▸ **STATED PROBLEM**:
Find the lines that contain the word "Number" and copy each one.

■ ■ ■ ■

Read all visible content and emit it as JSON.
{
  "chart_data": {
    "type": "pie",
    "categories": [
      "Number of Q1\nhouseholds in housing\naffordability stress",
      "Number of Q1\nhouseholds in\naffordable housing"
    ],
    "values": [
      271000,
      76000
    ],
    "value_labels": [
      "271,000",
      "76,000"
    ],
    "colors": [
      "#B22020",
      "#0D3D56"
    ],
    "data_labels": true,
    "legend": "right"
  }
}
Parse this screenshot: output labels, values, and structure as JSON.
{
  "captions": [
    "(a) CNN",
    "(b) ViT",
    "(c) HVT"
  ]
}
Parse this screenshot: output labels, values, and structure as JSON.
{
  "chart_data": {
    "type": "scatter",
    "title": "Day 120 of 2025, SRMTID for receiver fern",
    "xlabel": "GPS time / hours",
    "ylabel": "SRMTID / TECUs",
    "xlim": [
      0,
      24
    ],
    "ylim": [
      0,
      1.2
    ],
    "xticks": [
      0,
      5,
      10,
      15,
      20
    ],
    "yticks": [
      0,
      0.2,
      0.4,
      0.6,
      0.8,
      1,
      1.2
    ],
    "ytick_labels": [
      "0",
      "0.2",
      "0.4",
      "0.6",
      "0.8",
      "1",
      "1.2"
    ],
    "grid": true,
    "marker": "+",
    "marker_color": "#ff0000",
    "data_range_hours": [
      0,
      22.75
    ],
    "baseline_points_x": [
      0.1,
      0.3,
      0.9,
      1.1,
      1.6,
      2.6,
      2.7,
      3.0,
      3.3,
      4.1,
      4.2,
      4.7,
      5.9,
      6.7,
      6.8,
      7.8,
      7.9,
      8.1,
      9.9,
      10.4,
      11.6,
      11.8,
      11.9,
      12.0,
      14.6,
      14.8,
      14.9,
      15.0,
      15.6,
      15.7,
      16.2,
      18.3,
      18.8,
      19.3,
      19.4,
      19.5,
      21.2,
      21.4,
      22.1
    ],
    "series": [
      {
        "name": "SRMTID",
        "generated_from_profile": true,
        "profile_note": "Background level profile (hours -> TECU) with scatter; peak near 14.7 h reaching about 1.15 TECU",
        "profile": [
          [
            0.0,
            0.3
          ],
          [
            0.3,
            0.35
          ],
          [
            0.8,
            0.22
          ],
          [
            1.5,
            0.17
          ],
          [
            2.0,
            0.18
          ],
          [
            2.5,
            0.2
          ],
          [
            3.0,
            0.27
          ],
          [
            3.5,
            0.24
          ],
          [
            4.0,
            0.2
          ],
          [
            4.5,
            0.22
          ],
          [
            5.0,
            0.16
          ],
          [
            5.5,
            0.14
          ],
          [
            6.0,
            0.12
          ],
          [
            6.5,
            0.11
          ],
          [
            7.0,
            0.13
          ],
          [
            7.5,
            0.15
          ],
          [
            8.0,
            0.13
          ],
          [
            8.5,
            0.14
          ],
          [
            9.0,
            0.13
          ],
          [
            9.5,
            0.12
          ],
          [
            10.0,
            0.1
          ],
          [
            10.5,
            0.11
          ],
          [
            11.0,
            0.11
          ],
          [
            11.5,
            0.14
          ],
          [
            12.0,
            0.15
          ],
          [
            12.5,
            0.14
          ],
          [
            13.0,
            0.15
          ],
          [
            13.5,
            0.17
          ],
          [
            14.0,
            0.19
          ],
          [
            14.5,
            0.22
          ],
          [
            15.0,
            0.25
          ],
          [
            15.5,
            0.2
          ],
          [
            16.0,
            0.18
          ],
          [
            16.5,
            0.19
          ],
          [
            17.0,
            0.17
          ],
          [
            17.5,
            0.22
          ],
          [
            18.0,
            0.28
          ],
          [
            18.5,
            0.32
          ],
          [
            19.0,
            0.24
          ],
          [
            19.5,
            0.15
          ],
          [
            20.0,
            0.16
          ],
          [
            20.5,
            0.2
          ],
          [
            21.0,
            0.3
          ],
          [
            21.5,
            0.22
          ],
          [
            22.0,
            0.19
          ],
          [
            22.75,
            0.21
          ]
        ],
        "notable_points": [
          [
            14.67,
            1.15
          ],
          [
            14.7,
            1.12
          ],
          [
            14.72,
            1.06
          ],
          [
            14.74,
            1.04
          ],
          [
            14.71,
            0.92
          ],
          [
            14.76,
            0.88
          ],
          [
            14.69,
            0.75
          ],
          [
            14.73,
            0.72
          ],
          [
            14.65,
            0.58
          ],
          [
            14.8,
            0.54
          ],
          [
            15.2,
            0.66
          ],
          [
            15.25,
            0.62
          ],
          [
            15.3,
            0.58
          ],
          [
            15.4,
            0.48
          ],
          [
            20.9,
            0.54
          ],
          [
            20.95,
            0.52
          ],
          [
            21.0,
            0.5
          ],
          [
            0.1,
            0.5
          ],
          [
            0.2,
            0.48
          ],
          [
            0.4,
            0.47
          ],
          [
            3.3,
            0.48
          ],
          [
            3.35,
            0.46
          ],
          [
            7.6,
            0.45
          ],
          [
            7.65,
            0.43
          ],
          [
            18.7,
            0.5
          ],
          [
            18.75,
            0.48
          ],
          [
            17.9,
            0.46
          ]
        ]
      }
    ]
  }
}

■ ■ ■ ■

▸ **TASK RESPONSE**:
      "Number of Q1\nhouseholds in housing\naffordability stress",
      "Number of Q1\nhouseholds in\naffordable housing"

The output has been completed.